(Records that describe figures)
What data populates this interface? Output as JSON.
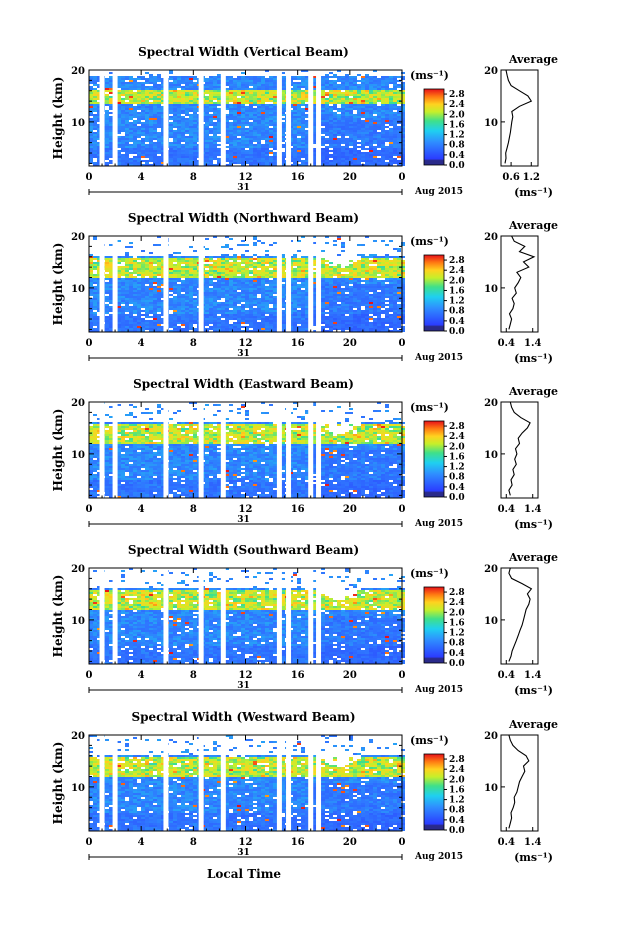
{
  "figure": {
    "x_axis_title": "Local Time",
    "date_center_label": "31",
    "date_right_label": "Aug 2015",
    "colorbar_unit_label": "(ms⁻¹)",
    "profile_unit_label": "(ms⁻¹)"
  },
  "chart_data": [
    {
      "type": "heatmap",
      "title": "Spectral Width (Vertical Beam)",
      "ylabel": "Height (km)",
      "xlabel": "Local Time",
      "x_ticks": [
        "0",
        "4",
        "8",
        "12",
        "16",
        "20",
        "0"
      ],
      "xlim": [
        0,
        24
      ],
      "y_ticks": [
        "20",
        "10"
      ],
      "ylim": [
        1.5,
        20
      ],
      "colorbar": {
        "label": "(ms⁻¹)",
        "ticks": [
          "2.8",
          "2.4",
          "2.0",
          "1.6",
          "1.2",
          "0.8",
          "0.4",
          "0.0"
        ],
        "range": [
          0,
          3.0
        ]
      },
      "data_gaps_hours": [
        1.0,
        2.0,
        5.9,
        8.6,
        10.3,
        14.6,
        15.3,
        17.0,
        17.6
      ],
      "intense_band_km": [
        13.5,
        16.5
      ],
      "profile": {
        "title": "Average",
        "x_ticks": [
          "0.6",
          "1.2"
        ],
        "xlim": [
          0.3,
          1.4
        ],
        "xlabel": "(ms⁻¹)",
        "y_ticks": [
          "20",
          "10"
        ],
        "heights": [
          2,
          3,
          4,
          5,
          6,
          7,
          8,
          9,
          10,
          11,
          12,
          13,
          14,
          15,
          16,
          17,
          18,
          19,
          20
        ],
        "values": [
          0.42,
          0.45,
          0.44,
          0.48,
          0.52,
          0.55,
          0.58,
          0.6,
          0.62,
          0.65,
          0.62,
          0.85,
          1.2,
          1.1,
          0.85,
          0.6,
          0.52,
          0.48,
          0.45
        ]
      }
    },
    {
      "type": "heatmap",
      "title": "Spectral Width (Northward Beam)",
      "ylabel": "Height (km)",
      "xlabel": "Local Time",
      "x_ticks": [
        "0",
        "4",
        "8",
        "12",
        "16",
        "20",
        "0"
      ],
      "xlim": [
        0,
        24
      ],
      "y_ticks": [
        "20",
        "10"
      ],
      "ylim": [
        1.5,
        20
      ],
      "colorbar": {
        "label": "(ms⁻¹)",
        "ticks": [
          "2.8",
          "2.4",
          "2.0",
          "1.6",
          "1.2",
          "0.8",
          "0.4",
          "0.0"
        ],
        "range": [
          0,
          3.0
        ]
      },
      "data_gaps_hours": [
        1.0,
        2.0,
        5.9,
        8.6,
        14.6,
        15.3,
        17.0,
        17.6
      ],
      "intense_band_km": [
        12,
        16
      ],
      "profile": {
        "title": "Average",
        "x_ticks": [
          "0.4",
          "1.4"
        ],
        "xlim": [
          0.2,
          1.6
        ],
        "xlabel": "(ms⁻¹)",
        "y_ticks": [
          "20",
          "10"
        ],
        "heights": [
          2,
          3,
          4,
          5,
          6,
          7,
          8,
          9,
          10,
          11,
          12,
          13,
          14,
          15,
          16,
          17,
          18,
          19,
          20
        ],
        "values": [
          0.5,
          0.55,
          0.6,
          0.52,
          0.65,
          0.7,
          0.62,
          0.78,
          0.72,
          0.85,
          0.95,
          0.8,
          1.25,
          1.05,
          1.45,
          0.9,
          1.1,
          0.7,
          0.6
        ]
      }
    },
    {
      "type": "heatmap",
      "title": "Spectral Width (Eastward Beam)",
      "ylabel": "Height (km)",
      "xlabel": "Local Time",
      "x_ticks": [
        "0",
        "4",
        "8",
        "12",
        "16",
        "20",
        "0"
      ],
      "xlim": [
        0,
        24
      ],
      "y_ticks": [
        "20",
        "10"
      ],
      "ylim": [
        1.5,
        20
      ],
      "colorbar": {
        "label": "(ms⁻¹)",
        "ticks": [
          "2.8",
          "2.4",
          "2.0",
          "1.6",
          "1.2",
          "0.8",
          "0.4",
          "0.0"
        ],
        "range": [
          0,
          3.0
        ]
      },
      "data_gaps_hours": [
        1.0,
        2.0,
        5.9,
        8.6,
        10.3,
        14.6,
        15.3,
        17.0,
        17.6
      ],
      "intense_band_km": [
        12,
        16
      ],
      "profile": {
        "title": "Average",
        "x_ticks": [
          "0.4",
          "1.4"
        ],
        "xlim": [
          0.2,
          1.6
        ],
        "xlabel": "(ms⁻¹)",
        "y_ticks": [
          "20",
          "10"
        ],
        "heights": [
          2,
          3,
          4,
          5,
          6,
          7,
          8,
          9,
          10,
          11,
          12,
          13,
          14,
          15,
          16,
          17,
          18,
          19,
          20
        ],
        "values": [
          0.55,
          0.5,
          0.62,
          0.58,
          0.7,
          0.65,
          0.78,
          0.72,
          0.8,
          0.75,
          0.9,
          0.85,
          1.0,
          1.2,
          1.3,
          0.95,
          0.7,
          0.6,
          0.55
        ]
      }
    },
    {
      "type": "heatmap",
      "title": "Spectral Width (Southward Beam)",
      "ylabel": "Height (km)",
      "xlabel": "Local Time",
      "x_ticks": [
        "0",
        "4",
        "8",
        "12",
        "16",
        "20",
        "0"
      ],
      "xlim": [
        0,
        24
      ],
      "y_ticks": [
        "20",
        "10"
      ],
      "ylim": [
        1.5,
        20
      ],
      "colorbar": {
        "label": "(ms⁻¹)",
        "ticks": [
          "2.8",
          "2.4",
          "2.0",
          "1.6",
          "1.2",
          "0.8",
          "0.4",
          "0.0"
        ],
        "range": [
          0,
          3.0
        ]
      },
      "data_gaps_hours": [
        1.0,
        2.0,
        5.9,
        8.6,
        10.3,
        14.6,
        15.3,
        17.0,
        17.6
      ],
      "intense_band_km": [
        12,
        16
      ],
      "profile": {
        "title": "Average",
        "x_ticks": [
          "0.4",
          "1.4"
        ],
        "xlim": [
          0.2,
          1.6
        ],
        "xlabel": "(ms⁻¹)",
        "y_ticks": [
          "20",
          "10"
        ],
        "heights": [
          2,
          3,
          4,
          5,
          6,
          7,
          8,
          9,
          10,
          11,
          12,
          13,
          14,
          15,
          16,
          17,
          18,
          19,
          20
        ],
        "values": [
          0.5,
          0.58,
          0.62,
          0.7,
          0.78,
          0.85,
          0.92,
          1.0,
          1.05,
          1.1,
          1.15,
          1.25,
          1.3,
          1.2,
          1.35,
          1.0,
          0.6,
          0.5,
          0.55
        ]
      }
    },
    {
      "type": "heatmap",
      "title": "Spectral Width (Westward Beam)",
      "ylabel": "Height (km)",
      "xlabel": "Local Time",
      "x_ticks": [
        "0",
        "4",
        "8",
        "12",
        "16",
        "20",
        "0"
      ],
      "xlim": [
        0,
        24
      ],
      "y_ticks": [
        "20",
        "10"
      ],
      "ylim": [
        1.5,
        20
      ],
      "colorbar": {
        "label": "(ms⁻¹)",
        "ticks": [
          "2.8",
          "2.4",
          "2.0",
          "1.6",
          "1.2",
          "0.8",
          "0.4",
          "0.0"
        ],
        "range": [
          0,
          3.0
        ]
      },
      "data_gaps_hours": [
        1.0,
        2.0,
        5.9,
        8.6,
        10.3,
        14.6,
        15.3,
        17.0,
        17.6
      ],
      "intense_band_km": [
        12,
        16
      ],
      "profile": {
        "title": "Average",
        "x_ticks": [
          "0.4",
          "1.4"
        ],
        "xlim": [
          0.2,
          1.6
        ],
        "xlabel": "(ms⁻¹)",
        "y_ticks": [
          "20",
          "10"
        ],
        "heights": [
          2,
          3,
          4,
          5,
          6,
          7,
          8,
          9,
          10,
          11,
          12,
          13,
          14,
          15,
          16,
          17,
          18,
          19,
          20
        ],
        "values": [
          0.5,
          0.55,
          0.6,
          0.58,
          0.66,
          0.72,
          0.7,
          0.8,
          0.85,
          0.9,
          1.0,
          1.1,
          1.05,
          1.25,
          1.15,
          0.85,
          0.65,
          0.55,
          0.5
        ]
      }
    }
  ]
}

§ Task goal:
Gather up every line in the data above that contains the word "Width", copying each one.

§ Solution for this task:
      "title": "Spectral Width (Vertical Beam)",
      "title": "Spectral Width (Northward Beam)",
      "title": "Spectral Width (Eastward Beam)",
      "title": "Spectral Width (Southward Beam)",
      "title": "Spectral Width (Westward Beam)",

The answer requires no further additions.